### EXERCISE:
Repeat the rows below word for word, from the very first line through the line that contains "breadcrumb-item[interactable]: California (476, 134, 535, 150)", including both.

### SUPPLIED RECORDS:
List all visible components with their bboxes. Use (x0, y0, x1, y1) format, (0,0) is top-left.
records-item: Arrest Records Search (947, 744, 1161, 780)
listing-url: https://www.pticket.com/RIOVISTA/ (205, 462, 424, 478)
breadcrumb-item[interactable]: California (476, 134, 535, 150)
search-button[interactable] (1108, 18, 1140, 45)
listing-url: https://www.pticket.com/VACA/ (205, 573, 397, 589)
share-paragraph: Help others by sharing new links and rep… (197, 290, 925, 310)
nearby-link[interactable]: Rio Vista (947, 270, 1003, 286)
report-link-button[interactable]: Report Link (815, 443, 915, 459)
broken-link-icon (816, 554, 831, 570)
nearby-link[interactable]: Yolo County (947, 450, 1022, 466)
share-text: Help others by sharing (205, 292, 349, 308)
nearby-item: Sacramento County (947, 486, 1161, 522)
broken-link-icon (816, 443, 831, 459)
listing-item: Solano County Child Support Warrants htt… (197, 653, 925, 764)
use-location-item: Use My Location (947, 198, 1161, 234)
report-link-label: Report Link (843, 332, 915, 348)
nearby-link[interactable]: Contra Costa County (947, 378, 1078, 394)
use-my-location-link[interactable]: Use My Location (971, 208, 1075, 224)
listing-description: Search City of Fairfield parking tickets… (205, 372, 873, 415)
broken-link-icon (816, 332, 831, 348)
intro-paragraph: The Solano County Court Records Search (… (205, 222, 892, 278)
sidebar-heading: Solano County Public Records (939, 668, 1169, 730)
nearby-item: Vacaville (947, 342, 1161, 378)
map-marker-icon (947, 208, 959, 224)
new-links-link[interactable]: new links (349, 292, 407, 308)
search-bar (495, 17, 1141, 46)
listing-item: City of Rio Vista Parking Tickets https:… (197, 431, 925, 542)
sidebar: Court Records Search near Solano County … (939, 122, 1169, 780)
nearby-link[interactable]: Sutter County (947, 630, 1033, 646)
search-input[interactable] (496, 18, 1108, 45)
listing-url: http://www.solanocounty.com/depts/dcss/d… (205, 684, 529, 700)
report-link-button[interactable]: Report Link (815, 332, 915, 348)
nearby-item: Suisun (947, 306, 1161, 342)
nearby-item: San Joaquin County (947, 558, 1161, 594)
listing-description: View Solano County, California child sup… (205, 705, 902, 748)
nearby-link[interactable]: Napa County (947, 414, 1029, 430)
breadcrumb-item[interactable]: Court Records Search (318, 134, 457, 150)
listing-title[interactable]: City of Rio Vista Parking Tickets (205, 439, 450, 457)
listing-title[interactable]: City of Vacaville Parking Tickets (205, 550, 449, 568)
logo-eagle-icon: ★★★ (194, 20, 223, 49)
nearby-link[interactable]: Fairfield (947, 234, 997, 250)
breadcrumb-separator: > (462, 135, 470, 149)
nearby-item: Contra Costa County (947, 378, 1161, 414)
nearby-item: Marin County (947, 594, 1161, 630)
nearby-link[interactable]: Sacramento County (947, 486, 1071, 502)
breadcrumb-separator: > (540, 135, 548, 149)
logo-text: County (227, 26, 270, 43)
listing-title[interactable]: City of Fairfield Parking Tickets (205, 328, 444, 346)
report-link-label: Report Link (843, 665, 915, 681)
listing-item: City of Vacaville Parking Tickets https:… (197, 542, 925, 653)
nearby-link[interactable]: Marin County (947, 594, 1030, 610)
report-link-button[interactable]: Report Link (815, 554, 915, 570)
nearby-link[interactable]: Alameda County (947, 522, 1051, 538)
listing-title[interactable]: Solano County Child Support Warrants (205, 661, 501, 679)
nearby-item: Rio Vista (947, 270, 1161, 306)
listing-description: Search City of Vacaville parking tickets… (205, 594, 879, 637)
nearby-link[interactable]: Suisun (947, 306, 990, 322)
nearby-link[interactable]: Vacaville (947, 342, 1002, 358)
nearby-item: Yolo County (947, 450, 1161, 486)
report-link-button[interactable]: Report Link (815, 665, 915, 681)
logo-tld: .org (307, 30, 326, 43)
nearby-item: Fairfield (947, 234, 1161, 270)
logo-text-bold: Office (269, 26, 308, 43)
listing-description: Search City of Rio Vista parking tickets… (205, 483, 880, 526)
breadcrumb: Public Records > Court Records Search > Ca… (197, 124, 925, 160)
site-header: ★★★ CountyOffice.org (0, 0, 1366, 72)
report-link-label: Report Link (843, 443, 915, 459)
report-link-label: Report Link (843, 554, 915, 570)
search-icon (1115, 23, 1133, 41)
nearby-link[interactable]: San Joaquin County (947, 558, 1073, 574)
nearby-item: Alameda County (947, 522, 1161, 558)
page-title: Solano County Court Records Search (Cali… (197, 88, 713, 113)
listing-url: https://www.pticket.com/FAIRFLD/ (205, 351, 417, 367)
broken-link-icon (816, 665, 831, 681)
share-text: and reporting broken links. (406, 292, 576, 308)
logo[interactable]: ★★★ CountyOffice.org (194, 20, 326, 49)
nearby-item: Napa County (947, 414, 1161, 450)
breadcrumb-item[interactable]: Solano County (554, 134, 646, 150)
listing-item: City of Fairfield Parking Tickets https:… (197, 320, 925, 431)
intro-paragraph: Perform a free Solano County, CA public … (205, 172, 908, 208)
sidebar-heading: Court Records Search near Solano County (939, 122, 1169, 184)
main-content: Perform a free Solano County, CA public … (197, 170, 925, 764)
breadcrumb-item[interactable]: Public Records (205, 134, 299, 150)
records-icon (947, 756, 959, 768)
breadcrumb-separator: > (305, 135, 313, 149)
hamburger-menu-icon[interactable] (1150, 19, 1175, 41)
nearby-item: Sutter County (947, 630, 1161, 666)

### THE RESPONSE:
List all visible components with their bboxes. Use (x0, y0, x1, y1) format, (0,0) is top-left.
records-item: Arrest Records Search (947, 744, 1161, 780)
listing-url: https://www.pticket.com/RIOVISTA/ (205, 462, 424, 478)
breadcrumb-item[interactable]: California (476, 134, 535, 150)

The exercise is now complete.